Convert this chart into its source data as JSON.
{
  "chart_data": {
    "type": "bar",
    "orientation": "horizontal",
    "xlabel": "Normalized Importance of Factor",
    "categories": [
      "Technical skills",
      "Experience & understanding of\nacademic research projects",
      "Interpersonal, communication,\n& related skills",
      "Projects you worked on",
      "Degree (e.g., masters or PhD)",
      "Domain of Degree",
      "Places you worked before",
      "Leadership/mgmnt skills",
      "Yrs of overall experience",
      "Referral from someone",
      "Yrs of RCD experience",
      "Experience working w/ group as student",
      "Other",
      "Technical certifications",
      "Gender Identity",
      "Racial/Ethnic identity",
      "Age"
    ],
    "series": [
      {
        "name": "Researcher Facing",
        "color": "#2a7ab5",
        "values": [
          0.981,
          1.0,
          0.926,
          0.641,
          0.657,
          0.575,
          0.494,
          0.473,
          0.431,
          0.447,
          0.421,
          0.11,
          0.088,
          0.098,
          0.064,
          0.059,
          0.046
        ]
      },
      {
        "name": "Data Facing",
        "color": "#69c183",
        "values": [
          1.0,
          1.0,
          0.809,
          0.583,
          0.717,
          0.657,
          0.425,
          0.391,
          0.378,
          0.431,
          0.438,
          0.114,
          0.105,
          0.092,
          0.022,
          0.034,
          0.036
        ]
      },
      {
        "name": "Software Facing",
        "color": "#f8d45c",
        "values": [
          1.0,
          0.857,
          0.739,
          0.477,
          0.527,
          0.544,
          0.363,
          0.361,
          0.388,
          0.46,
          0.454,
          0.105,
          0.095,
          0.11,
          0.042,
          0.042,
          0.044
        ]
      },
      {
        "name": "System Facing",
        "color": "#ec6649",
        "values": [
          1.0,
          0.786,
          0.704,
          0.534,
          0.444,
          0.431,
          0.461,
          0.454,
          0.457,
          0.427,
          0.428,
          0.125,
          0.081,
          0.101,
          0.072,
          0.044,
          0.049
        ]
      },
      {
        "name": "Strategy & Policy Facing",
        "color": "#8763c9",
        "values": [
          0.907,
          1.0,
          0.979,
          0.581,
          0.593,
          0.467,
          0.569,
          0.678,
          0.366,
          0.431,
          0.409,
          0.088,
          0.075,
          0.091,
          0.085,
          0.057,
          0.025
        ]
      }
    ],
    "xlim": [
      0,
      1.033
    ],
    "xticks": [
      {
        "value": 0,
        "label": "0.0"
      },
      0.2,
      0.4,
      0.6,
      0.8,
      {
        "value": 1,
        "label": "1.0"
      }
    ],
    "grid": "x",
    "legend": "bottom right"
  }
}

= = = = =

• **INSTRUCTIONS FOR THE TASK**:
From the entries above, copy every line containing the word "worked".

• **TASK OUTPUT**:
      "Projects you worked on",
      "Places you worked before",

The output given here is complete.